═════ Entries shown ═════
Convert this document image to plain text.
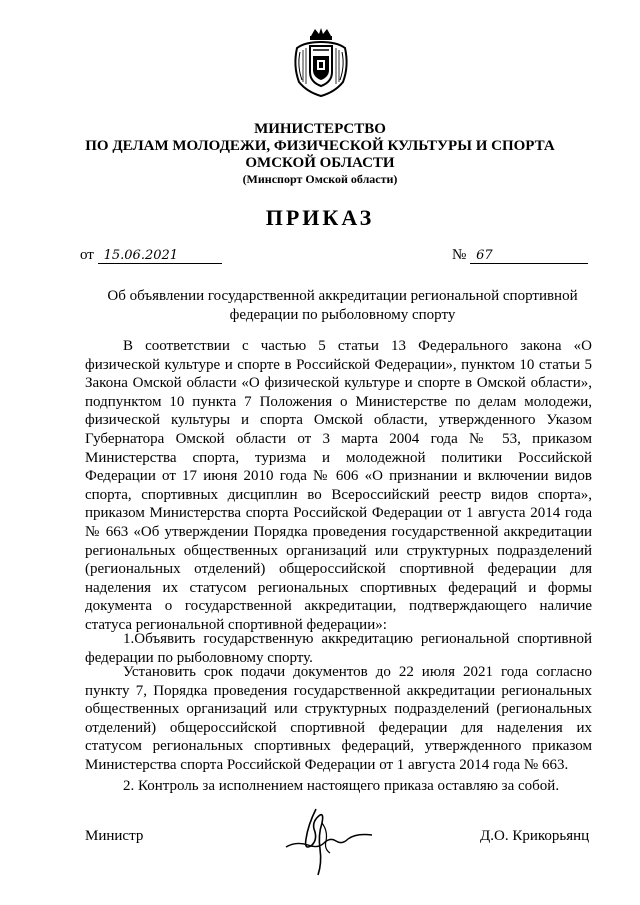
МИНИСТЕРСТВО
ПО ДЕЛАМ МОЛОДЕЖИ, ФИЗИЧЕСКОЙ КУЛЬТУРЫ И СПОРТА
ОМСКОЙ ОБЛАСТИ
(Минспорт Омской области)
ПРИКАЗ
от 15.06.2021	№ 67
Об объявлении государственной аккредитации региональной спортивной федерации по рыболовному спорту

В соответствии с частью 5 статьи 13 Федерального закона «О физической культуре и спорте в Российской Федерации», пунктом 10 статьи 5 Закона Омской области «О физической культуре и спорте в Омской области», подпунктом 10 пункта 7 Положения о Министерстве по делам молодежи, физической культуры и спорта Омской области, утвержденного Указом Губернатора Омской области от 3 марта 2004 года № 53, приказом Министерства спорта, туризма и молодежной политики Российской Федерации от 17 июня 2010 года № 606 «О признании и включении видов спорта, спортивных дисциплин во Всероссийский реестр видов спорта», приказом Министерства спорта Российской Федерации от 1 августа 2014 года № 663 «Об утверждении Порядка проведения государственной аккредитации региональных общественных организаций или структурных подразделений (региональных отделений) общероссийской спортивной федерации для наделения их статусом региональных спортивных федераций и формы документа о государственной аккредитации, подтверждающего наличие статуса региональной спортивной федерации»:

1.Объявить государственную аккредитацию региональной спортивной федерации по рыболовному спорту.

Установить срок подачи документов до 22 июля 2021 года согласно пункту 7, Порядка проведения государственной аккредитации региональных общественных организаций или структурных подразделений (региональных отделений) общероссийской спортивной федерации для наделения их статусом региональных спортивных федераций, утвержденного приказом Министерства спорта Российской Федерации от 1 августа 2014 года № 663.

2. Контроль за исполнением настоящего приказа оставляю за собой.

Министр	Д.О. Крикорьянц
═════
__What needs to be done__
Search the records for the string "рыболовному" and return every line in which it occurs.

__Exercise answer__
Об объявлении государственной аккредитации региональной спортивной федерации по рыболовному спорту
1.Объявить государственную аккредитацию региональной спортивной федерации по рыболовному спорту.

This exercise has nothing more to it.